A summer-long planet bonanza continues in August with Saturn and Jupiter dominating the southern sky from sunset to dawn.

Only 8 degrees apart — Jupiter in front and brighter — the two planets are at their best for viewing all month; and indeed, they are at their best for all of 2020.

The full moon will stand near both planets on Aug. 1 and 2, and then re-visit them on Aug. 28 and 29 in its waxing gibbous phase.

Those skywatchers with telescopes will get a wealth of details from both Saturn and Jupiter — sights that always draw exclamations of “Wow,” “Oh my God” or “That is not real,” whenever I share my telescope with others.

I think actually seeing planets like this — and these backyard telescope views are not as big or detailed as those we see from major telescopes in books or online — captures our imagination in a special unique way.

I never tire of it.

Meanwhile Mars continues to brighten as it approaches its own close encounter with Earth in October.

This month the red planet rises just before midnight on Aug. 1 and by 10 p.m. at month’s end.

Mars brightens considerably too. The best time to observe Mars this month is around 4 a.m., when it is at its highest in our southern skies.

Mars will be at its peak viewing time from October to mid-December.

On Aug. 9, look for the waning gibbous moon just below Mars in the pre-dawn southern sky.

Venus is also brilliant in the east pre-dawn sky all month, appearing among the stars we normally see during winter evenings, that is Taurus, Orion and Gemini.

Collection entries:
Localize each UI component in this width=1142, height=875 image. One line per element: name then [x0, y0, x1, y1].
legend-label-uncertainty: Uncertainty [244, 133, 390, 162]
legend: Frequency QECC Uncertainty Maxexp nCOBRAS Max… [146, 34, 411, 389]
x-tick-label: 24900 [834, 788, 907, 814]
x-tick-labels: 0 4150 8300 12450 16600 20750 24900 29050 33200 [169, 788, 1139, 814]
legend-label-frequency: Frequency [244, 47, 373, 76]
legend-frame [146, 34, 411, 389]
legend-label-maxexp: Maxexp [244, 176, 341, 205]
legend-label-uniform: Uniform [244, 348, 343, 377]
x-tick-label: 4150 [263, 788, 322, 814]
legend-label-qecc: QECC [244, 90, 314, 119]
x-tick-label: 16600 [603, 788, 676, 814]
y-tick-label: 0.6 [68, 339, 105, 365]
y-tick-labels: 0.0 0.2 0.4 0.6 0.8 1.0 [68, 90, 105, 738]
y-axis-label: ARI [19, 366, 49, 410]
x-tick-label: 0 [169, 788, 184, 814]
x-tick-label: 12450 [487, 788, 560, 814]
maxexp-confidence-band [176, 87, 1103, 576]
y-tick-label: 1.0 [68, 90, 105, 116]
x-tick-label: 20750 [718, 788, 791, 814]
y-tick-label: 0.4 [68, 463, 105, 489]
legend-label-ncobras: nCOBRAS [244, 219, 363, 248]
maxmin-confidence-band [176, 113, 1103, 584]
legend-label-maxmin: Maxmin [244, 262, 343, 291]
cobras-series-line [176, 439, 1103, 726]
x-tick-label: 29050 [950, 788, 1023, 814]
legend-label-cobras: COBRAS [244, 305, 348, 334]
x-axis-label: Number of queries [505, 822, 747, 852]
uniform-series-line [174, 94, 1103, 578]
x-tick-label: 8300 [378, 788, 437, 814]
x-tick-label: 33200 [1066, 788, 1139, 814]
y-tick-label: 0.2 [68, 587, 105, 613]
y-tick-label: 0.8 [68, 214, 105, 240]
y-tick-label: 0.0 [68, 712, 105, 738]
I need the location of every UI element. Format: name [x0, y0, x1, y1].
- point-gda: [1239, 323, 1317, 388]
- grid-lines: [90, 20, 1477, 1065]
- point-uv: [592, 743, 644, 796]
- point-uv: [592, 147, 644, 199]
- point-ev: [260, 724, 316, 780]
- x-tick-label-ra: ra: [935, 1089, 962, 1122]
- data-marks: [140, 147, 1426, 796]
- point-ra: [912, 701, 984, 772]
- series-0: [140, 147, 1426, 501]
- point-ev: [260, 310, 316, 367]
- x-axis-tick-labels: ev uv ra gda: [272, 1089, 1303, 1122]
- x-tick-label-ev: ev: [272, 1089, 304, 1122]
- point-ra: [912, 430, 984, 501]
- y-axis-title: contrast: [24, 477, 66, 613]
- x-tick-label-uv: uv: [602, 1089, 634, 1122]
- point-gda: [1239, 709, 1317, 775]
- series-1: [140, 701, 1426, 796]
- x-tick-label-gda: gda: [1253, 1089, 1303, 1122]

> [What to work on]: Set down the entire article about August's planets, word for word. Rely only on the article about August's planets.

> [Written response]:
A summer-long planet bonanza continues in August with Saturn and Jupiter dominating the southern sky from sunset to dawn.

Only 8 degrees apart — Jupiter in front and brighter — the two planets are at their best for viewing all month; and indeed, they are at their best for all of 2020.

The full moon will stand near both planets on Aug. 1 and 2, and then re-visit them on Aug. 28 and 29 in its waxing gibbous phase.

Those skywatchers with telescopes will get a wealth of details from both Saturn and Jupiter — sights that always draw exclamations of “Wow,” “Oh my God” or “That is not real,” whenever I share my telescope with others.

I think actually seeing planets like this — and these backyard telescope views are not as big or detailed as those we see from major telescopes in books or online — captures our imagination in a special unique way.

I never tire of it.

Meanwhile Mars continues to brighten as it approaches its own close encounter with Earth in October.

This month the red planet rises just before midnight on Aug. 1 and by 10 p.m. at month’s end.

Mars brightens considerably too. The best time to observe Mars this month is around 4 a.m., when it is at its highest in our southern skies.

Mars will be at its peak viewing time from October to mid-December.

On Aug. 9, look for the waning gibbous moon just below Mars in the pre-dawn southern sky.

Venus is also brilliant in the east pre-dawn sky all month, appearing among the stars we normally see during winter evenings, that is Taurus, Orion and Gemini.